>> Begin Provided data

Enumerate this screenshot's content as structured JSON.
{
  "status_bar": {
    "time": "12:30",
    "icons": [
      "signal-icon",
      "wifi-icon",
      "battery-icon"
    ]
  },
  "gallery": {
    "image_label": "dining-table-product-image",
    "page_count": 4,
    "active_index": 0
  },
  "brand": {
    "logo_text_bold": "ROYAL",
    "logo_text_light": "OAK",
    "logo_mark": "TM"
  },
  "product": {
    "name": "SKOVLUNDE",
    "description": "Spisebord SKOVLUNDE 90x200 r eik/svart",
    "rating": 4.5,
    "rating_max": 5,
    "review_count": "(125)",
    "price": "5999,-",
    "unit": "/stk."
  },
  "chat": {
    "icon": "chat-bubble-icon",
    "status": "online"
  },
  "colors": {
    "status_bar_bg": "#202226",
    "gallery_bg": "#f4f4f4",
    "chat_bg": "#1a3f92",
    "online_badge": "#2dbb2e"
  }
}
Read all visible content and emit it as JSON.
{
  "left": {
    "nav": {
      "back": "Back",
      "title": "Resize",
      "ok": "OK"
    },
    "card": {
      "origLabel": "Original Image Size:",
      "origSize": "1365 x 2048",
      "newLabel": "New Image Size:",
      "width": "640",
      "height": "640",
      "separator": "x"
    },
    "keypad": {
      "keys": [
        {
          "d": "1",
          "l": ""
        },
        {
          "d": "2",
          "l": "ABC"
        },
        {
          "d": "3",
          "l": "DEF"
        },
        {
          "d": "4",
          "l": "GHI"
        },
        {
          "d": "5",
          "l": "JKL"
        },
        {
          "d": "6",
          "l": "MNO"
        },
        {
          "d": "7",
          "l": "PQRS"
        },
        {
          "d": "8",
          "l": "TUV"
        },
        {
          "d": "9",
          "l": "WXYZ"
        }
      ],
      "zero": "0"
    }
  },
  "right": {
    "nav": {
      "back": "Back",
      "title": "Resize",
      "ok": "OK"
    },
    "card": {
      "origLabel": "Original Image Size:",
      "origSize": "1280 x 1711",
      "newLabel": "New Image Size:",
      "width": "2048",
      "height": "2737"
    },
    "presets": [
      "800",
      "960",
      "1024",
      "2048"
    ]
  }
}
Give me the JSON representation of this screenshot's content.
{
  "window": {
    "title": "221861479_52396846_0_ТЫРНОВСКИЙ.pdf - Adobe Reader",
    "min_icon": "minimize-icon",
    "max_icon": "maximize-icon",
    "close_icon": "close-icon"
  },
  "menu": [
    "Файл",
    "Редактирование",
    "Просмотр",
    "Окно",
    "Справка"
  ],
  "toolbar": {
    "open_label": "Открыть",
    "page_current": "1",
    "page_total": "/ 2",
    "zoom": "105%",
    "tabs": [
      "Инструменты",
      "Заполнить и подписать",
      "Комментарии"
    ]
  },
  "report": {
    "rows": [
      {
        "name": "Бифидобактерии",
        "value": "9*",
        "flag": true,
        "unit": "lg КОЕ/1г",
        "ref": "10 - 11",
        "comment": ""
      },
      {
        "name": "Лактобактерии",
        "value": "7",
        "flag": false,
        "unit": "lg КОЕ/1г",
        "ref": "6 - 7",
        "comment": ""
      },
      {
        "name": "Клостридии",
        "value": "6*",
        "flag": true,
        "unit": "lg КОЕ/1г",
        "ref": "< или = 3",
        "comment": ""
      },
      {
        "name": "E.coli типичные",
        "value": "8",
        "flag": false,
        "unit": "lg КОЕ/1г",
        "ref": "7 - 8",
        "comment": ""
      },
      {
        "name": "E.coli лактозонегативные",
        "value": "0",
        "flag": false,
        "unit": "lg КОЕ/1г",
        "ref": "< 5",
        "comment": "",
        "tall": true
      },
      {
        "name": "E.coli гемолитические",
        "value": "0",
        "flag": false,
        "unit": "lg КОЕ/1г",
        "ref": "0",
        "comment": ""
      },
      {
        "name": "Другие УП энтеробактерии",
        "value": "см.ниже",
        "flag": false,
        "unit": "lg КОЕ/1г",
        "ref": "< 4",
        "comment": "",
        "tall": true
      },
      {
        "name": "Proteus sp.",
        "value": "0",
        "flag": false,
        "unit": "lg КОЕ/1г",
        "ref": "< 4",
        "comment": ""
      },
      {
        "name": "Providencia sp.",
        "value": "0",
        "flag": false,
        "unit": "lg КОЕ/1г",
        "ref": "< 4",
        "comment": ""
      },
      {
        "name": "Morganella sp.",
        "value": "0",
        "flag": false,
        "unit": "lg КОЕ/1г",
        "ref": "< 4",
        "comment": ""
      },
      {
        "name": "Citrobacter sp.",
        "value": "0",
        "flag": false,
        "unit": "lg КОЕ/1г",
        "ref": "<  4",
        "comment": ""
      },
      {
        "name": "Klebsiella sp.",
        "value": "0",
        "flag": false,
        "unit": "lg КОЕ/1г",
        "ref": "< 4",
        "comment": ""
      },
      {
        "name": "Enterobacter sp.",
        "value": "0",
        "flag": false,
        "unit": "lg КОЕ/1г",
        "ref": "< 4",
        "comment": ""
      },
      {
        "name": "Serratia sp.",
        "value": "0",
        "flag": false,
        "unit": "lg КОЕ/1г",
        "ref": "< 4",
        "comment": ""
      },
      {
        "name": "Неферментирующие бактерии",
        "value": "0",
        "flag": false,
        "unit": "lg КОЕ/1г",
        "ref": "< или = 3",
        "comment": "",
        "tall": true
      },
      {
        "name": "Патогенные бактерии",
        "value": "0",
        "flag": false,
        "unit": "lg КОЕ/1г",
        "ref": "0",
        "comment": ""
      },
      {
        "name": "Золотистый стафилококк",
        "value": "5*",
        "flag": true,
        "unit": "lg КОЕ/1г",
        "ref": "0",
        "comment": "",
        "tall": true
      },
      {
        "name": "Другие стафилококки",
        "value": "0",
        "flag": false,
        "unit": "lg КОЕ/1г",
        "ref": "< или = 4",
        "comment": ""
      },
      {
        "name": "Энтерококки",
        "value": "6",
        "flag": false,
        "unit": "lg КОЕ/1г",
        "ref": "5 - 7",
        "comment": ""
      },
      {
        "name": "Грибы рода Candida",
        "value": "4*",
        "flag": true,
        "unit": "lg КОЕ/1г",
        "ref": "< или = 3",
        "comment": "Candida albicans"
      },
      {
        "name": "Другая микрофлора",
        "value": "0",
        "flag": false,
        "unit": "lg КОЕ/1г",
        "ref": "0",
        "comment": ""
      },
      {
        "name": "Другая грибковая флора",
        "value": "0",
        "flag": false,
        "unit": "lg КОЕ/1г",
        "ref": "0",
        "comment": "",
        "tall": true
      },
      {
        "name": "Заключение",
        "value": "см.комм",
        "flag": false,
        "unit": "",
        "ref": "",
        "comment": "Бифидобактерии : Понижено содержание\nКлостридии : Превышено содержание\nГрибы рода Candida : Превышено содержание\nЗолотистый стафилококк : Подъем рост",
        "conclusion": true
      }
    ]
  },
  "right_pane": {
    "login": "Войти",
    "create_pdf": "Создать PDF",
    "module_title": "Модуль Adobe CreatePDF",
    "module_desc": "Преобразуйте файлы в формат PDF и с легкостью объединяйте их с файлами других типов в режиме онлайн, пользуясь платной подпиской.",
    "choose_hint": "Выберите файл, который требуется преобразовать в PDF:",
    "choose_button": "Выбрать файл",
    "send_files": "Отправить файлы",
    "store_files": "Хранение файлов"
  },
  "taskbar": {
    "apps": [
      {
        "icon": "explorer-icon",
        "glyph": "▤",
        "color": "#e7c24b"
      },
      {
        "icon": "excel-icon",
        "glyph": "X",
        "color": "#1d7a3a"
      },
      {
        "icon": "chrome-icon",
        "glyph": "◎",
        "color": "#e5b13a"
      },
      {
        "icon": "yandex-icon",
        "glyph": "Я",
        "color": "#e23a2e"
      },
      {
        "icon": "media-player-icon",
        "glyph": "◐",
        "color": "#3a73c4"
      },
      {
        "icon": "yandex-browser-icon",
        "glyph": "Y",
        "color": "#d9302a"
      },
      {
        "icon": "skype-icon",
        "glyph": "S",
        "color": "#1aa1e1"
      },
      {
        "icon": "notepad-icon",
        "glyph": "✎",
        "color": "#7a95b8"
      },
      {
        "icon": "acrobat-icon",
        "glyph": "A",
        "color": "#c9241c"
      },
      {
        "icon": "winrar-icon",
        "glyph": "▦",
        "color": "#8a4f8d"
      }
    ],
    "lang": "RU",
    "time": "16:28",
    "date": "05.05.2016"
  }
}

>> End Provided data

**What to produce:** Out of the preceding entries, pull every line containing the string "coli".

**Finished answer:**
        "name": "E.coli типичные",
        "name": "E.coli лактозонегативные",
        "name": "E.coli гемолитические",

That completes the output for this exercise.